--- BEGIN The input ---
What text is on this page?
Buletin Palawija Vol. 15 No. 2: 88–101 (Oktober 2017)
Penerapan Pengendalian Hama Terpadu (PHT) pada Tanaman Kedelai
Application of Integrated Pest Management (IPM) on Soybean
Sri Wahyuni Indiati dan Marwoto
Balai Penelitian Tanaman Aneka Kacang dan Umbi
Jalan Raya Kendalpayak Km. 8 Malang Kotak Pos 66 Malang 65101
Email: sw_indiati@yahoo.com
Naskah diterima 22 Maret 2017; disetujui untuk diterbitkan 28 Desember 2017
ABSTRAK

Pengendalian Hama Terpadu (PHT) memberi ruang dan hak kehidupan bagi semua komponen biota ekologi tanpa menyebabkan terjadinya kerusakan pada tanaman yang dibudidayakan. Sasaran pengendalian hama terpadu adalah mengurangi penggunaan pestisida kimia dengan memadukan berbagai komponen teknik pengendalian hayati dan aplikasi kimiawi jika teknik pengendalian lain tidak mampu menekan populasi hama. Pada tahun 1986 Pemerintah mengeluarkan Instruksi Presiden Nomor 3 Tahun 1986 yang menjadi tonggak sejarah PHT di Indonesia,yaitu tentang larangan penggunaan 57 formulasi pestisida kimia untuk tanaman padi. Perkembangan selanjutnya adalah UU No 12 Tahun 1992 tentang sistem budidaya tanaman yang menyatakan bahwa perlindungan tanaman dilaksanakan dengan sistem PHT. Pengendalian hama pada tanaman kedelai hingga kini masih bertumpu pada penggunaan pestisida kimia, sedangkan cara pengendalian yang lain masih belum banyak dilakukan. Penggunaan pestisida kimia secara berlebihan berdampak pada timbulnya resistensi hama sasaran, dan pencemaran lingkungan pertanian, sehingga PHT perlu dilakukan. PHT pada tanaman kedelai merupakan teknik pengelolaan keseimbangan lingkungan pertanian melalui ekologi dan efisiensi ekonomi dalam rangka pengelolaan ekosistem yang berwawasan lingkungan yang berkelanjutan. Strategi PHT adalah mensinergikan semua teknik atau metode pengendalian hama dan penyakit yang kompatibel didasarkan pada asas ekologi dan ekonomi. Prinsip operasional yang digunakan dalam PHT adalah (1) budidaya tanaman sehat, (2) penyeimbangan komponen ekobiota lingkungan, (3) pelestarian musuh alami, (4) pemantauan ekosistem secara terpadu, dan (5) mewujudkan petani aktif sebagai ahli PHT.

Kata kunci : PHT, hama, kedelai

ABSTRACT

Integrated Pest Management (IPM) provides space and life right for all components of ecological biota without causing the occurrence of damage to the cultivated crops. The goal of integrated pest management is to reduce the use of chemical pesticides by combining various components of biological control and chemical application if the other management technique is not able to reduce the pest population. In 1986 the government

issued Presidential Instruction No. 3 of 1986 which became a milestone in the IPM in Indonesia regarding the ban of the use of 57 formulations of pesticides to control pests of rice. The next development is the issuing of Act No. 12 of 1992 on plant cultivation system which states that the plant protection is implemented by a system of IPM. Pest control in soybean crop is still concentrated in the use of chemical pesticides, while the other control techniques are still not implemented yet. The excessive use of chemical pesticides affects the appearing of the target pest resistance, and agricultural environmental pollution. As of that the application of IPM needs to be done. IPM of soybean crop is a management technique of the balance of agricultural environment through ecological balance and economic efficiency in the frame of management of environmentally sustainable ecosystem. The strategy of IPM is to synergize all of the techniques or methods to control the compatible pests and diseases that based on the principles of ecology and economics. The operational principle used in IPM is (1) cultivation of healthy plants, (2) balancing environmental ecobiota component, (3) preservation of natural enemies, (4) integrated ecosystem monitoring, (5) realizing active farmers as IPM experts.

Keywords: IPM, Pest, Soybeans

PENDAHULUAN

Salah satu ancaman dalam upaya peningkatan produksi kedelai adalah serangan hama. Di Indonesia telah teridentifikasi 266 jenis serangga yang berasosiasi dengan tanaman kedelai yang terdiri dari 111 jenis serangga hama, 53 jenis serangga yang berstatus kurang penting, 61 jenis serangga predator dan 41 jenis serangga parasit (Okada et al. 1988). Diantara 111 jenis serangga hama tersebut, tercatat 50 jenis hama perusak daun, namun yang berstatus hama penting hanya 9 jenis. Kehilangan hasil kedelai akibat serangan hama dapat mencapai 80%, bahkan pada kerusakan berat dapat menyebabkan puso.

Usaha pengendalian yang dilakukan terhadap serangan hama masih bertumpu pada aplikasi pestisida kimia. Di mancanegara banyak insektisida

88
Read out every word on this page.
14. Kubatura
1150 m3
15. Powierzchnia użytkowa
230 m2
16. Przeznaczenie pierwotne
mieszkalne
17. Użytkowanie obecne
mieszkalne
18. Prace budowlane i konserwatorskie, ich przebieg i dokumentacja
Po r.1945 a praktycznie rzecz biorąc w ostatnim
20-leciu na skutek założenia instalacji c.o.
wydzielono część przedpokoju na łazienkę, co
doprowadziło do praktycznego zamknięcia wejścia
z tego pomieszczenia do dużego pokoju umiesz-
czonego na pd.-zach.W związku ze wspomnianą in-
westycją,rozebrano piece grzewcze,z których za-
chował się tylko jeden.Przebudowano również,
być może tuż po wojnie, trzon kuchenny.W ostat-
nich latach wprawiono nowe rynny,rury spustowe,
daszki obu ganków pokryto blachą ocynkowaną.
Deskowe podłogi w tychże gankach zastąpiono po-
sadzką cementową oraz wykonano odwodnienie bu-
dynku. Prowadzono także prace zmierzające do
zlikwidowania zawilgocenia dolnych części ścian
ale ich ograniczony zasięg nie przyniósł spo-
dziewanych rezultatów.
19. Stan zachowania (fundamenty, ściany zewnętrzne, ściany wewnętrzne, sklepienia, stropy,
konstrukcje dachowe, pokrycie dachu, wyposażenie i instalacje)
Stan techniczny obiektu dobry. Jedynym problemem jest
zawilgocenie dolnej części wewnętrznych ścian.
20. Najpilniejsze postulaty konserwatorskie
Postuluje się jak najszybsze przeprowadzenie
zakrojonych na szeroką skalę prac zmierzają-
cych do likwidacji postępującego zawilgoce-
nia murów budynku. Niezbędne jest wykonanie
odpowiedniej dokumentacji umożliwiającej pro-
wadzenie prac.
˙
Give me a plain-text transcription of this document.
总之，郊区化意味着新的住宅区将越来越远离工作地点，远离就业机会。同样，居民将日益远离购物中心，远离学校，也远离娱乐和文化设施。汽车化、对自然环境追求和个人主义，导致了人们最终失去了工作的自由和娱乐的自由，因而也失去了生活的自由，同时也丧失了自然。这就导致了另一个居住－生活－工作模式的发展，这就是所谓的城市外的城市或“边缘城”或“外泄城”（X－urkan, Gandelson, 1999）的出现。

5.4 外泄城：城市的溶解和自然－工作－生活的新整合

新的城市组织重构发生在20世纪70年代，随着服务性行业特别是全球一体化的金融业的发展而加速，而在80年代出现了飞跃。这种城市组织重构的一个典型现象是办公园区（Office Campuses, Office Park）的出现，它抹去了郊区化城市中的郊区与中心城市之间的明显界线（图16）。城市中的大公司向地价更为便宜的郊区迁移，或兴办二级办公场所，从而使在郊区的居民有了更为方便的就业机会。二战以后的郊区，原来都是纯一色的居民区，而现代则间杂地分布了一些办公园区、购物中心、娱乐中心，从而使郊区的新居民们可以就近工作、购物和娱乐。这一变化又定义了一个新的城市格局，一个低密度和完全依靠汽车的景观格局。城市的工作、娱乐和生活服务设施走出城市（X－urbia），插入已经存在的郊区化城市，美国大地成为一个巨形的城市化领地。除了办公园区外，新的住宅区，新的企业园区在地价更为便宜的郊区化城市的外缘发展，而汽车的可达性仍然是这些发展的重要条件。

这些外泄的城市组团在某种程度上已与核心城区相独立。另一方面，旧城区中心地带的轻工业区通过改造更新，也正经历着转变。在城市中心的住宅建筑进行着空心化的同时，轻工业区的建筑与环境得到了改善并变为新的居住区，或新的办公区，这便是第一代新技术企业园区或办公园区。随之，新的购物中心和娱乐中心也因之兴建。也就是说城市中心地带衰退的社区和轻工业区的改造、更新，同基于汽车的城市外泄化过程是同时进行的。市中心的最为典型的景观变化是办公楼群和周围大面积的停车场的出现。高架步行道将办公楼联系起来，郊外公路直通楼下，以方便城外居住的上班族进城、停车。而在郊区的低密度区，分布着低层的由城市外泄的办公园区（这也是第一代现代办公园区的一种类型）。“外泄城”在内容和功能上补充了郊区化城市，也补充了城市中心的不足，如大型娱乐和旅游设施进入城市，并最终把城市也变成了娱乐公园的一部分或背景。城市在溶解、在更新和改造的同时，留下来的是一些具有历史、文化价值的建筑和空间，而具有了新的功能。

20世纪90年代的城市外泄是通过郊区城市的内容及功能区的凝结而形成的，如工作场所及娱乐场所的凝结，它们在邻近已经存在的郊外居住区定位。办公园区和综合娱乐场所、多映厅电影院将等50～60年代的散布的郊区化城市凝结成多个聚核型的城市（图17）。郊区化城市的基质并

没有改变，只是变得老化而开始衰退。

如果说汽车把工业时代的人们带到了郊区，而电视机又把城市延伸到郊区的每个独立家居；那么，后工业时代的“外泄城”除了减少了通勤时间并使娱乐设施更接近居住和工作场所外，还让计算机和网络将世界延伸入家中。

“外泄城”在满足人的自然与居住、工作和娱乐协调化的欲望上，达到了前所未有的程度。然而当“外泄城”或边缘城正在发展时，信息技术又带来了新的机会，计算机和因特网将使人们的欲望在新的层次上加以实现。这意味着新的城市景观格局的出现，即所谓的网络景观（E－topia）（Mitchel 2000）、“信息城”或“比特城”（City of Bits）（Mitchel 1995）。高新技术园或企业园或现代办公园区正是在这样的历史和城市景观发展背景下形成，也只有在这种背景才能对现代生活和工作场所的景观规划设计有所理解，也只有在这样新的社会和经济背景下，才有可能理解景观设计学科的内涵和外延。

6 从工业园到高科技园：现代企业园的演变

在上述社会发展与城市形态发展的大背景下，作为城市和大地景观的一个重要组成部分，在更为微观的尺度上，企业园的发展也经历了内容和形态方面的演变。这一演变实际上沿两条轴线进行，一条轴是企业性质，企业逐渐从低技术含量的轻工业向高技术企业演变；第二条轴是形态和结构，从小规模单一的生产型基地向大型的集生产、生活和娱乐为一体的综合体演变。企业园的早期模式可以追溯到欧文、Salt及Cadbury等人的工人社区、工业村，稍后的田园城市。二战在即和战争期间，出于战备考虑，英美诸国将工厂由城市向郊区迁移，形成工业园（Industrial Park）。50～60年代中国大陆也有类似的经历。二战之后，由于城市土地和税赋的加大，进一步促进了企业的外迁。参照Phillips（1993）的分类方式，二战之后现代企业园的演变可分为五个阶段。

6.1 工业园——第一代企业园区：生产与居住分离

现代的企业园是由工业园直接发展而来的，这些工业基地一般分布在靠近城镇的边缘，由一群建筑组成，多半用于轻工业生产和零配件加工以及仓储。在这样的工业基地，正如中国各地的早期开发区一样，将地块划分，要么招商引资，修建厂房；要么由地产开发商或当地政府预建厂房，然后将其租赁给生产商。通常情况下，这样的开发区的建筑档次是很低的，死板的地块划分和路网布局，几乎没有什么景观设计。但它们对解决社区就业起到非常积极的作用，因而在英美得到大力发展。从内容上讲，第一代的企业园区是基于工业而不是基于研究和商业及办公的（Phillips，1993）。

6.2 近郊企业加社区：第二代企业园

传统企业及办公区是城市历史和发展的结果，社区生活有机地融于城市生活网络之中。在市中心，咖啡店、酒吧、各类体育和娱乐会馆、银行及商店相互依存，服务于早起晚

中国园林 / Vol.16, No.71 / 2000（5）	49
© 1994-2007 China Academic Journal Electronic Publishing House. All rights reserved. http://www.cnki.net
--- END The input ---
#### Short task
Among the lines above, how many contain the string "page"? State the number alone.

#### Problem solution
2